SET TASK - Reproduce all of the material word for word.

▼▼▼

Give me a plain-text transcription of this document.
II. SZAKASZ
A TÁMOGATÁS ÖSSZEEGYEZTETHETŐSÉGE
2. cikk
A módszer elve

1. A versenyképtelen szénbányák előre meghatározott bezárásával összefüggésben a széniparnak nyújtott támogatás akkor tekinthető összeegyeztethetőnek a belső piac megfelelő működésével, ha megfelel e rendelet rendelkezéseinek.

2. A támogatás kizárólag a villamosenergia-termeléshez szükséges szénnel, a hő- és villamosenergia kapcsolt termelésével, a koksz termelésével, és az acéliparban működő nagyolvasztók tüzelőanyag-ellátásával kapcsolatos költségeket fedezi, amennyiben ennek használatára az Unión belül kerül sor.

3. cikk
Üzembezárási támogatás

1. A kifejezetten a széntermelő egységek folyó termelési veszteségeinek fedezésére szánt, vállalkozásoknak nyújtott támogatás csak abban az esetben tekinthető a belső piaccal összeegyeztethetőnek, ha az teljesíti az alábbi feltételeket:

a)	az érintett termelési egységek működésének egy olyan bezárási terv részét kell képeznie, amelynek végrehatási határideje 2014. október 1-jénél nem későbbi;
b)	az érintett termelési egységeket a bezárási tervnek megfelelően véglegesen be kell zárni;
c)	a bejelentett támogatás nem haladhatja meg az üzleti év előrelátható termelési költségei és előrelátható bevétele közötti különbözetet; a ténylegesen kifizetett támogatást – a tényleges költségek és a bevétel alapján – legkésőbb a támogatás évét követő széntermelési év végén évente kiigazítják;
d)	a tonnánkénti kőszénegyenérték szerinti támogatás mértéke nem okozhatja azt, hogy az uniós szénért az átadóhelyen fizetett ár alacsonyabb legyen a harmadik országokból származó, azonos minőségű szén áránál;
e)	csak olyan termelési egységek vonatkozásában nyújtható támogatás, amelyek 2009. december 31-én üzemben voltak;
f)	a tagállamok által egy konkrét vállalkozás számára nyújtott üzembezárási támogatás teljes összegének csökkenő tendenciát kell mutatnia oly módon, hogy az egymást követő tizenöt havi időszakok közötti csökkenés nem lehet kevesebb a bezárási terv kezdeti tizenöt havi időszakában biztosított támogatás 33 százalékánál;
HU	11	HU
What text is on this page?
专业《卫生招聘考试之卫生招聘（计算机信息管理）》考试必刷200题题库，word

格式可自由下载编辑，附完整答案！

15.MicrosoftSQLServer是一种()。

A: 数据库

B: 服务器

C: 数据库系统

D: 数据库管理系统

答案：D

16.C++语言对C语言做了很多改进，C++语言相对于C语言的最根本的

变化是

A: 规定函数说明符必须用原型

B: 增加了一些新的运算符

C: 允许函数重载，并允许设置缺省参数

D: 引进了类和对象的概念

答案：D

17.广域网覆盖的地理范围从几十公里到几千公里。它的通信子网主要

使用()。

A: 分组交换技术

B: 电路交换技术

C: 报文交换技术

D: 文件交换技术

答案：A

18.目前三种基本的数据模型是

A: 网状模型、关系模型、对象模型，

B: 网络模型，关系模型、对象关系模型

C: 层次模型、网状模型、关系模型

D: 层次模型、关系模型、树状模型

▲▲▲

ANSWER FOR THE TASK -
Give me a plain-text transcription of this document.
II. SZAKASZ
A TÁMOGATÁS ÖSSZEEGYEZTETHETŐSÉGE
2. cikk
A módszer elve

1. A versenyképtelen szénbányák előre meghatározott bezárásával összefüggésben a széniparnak nyújtott támogatás akkor tekinthető összeegyeztethetőnek a belső piac megfelelő működésével, ha megfelel e rendelet rendelkezéseinek.

2. A támogatás kizárólag a villamosenergia-termeléshez szükséges szénnel, a hő- és villamosenergia kapcsolt termelésével, a koksz termelésével, és az acéliparban működő nagyolvasztók tüzelőanyag-ellátásával kapcsolatos költségeket fedezi, amennyiben ennek használatára az Unión belül kerül sor.

3. cikk
Üzembezárási támogatás

1. A kifejezetten a széntermelő egységek folyó termelési veszteségeinek fedezésére szánt, vállalkozásoknak nyújtott támogatás csak abban az esetben tekinthető a belső piaccal összeegyeztethetőnek, ha az teljesíti az alábbi feltételeket:

a)	az érintett termelési egységek működésének egy olyan bezárási terv részét kell képeznie, amelynek végrehatási határideje 2014. október 1-jénél nem későbbi;
b)	az érintett termelési egységeket a bezárási tervnek megfelelően véglegesen be kell zárni;
c)	a bejelentett támogatás nem haladhatja meg az üzleti év előrelátható termelési költségei és előrelátható bevétele közötti különbözetet; a ténylegesen kifizetett támogatást – a tényleges költségek és a bevétel alapján – legkésőbb a támogatás évét követő széntermelési év végén évente kiigazítják;
d)	a tonnánkénti kőszénegyenérték szerinti támogatás mértéke nem okozhatja azt, hogy az uniós szénért az átadóhelyen fizetett ár alacsonyabb legyen a harmadik országokból származó, azonos minőségű szén áránál;
e)	csak olyan termelési egységek vonatkozásában nyújtható támogatás, amelyek 2009. december 31-én üzemben voltak;
f)	a tagállamok által egy konkrét vállalkozás számára nyújtott üzembezárási támogatás teljes összegének csökkenő tendenciát kell mutatnia oly módon, hogy az egymást követő tizenöt havi időszakok közötti csökkenés nem lehet kevesebb a bezárási terv kezdeti tizenöt havi időszakában biztosított támogatás 33 százalékánál;
HU	11	HU
What text is on this page?
专业《卫生招聘考试之卫生招聘（计算机信息管理）》考试必刷200题题库，word

格式可自由下载编辑，附完整答案！

15.MicrosoftSQLServer是一种()。

A: 数据库

B: 服务器

C: 数据库系统

D: 数据库管理系统

答案：D

16.C++语言对C语言做了很多改进，C++语言相对于C语言的最根本的

变化是

A: 规定函数说明符必须用原型

B: 增加了一些新的运算符

C: 允许函数重载，并允许设置缺省参数

D: 引进了类和对象的概念

答案：D

17.广域网覆盖的地理范围从几十公里到几千公里。它的通信子网主要

使用()。

A: 分组交换技术

B: 电路交换技术

C: 报文交换技术

D: 文件交换技术

答案：A

18.目前三种基本的数据模型是

A: 网状模型、关系模型、对象模型，

B: 网络模型，关系模型、对象关系模型

C: 层次模型、网状模型、关系模型

D: 层次模型、关系模型、树状模型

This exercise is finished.